Report every line in the listing below where the string "headingek" shows up.
┌─ Data rows
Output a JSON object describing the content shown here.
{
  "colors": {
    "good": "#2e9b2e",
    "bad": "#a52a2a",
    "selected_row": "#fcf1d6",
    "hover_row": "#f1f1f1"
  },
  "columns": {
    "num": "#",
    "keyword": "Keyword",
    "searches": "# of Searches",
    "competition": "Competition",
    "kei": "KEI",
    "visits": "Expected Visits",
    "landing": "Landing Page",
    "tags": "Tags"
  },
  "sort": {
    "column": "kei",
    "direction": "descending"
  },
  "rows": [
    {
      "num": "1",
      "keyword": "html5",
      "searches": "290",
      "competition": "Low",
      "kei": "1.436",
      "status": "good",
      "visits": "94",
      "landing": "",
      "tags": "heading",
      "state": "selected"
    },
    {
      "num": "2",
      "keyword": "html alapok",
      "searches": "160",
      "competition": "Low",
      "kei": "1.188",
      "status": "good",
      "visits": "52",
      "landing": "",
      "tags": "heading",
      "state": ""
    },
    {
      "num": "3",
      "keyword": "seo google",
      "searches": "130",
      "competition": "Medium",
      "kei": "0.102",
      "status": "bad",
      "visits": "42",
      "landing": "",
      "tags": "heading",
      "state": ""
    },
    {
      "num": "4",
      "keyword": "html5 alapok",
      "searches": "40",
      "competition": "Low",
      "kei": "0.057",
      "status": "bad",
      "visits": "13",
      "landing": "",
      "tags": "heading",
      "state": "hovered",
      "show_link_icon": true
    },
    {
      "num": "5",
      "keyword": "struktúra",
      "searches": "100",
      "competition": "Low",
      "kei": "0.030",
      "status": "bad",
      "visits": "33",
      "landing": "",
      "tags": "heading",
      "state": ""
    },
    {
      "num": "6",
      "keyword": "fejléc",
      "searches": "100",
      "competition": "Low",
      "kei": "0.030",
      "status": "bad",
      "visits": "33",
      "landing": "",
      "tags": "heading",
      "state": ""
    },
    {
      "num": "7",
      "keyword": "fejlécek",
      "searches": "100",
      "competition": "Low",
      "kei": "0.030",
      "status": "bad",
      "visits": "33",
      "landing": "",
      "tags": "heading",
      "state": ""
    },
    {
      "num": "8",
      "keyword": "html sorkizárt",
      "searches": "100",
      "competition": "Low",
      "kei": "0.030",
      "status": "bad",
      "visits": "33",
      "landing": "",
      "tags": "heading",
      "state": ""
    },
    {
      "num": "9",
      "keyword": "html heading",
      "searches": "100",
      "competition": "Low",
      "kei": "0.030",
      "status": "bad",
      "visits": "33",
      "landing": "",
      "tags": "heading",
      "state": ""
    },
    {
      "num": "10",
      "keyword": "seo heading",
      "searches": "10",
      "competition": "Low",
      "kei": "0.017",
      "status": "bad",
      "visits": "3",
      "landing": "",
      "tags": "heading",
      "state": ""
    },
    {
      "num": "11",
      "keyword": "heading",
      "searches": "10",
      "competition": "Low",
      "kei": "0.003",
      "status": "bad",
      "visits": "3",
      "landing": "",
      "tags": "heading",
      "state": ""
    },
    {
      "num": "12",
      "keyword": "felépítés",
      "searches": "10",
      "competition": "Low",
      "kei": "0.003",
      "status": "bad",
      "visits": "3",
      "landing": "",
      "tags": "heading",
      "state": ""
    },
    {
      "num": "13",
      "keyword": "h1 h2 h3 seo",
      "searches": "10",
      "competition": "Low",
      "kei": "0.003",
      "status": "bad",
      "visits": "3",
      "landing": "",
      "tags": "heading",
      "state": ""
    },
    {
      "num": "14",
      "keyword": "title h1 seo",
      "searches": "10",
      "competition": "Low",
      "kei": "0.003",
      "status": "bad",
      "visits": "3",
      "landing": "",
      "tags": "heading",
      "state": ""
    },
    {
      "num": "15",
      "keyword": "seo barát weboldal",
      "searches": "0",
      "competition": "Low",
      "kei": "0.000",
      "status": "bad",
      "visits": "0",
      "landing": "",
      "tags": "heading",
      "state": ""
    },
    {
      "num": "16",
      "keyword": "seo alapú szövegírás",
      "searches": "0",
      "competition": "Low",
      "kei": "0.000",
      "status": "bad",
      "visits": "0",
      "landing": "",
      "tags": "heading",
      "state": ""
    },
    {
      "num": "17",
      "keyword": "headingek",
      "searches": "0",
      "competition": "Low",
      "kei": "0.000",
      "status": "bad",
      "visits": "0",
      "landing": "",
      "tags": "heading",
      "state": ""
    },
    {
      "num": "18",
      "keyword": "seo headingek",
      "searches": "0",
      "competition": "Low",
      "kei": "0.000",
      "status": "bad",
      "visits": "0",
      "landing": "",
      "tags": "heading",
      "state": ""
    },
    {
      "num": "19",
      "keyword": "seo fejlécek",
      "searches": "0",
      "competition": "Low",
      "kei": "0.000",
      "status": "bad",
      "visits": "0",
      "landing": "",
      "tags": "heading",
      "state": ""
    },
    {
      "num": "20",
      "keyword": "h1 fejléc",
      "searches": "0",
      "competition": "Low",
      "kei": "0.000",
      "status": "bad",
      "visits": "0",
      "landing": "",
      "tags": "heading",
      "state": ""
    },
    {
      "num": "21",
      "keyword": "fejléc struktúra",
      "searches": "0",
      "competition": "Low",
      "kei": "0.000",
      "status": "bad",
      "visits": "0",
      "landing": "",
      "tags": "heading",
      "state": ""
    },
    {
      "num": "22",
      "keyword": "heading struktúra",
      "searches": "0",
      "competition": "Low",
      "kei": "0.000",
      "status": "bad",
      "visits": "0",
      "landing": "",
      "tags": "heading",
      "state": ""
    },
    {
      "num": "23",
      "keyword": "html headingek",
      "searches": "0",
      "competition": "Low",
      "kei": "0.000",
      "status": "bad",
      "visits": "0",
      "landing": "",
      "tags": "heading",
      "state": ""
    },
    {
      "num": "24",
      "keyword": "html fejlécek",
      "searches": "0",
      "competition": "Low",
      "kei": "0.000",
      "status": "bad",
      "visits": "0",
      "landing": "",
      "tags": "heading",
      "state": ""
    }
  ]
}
└─
Problem solution
      "keyword": "headingek",
      "keyword": "seo headingek",
      "keyword": "html headingek",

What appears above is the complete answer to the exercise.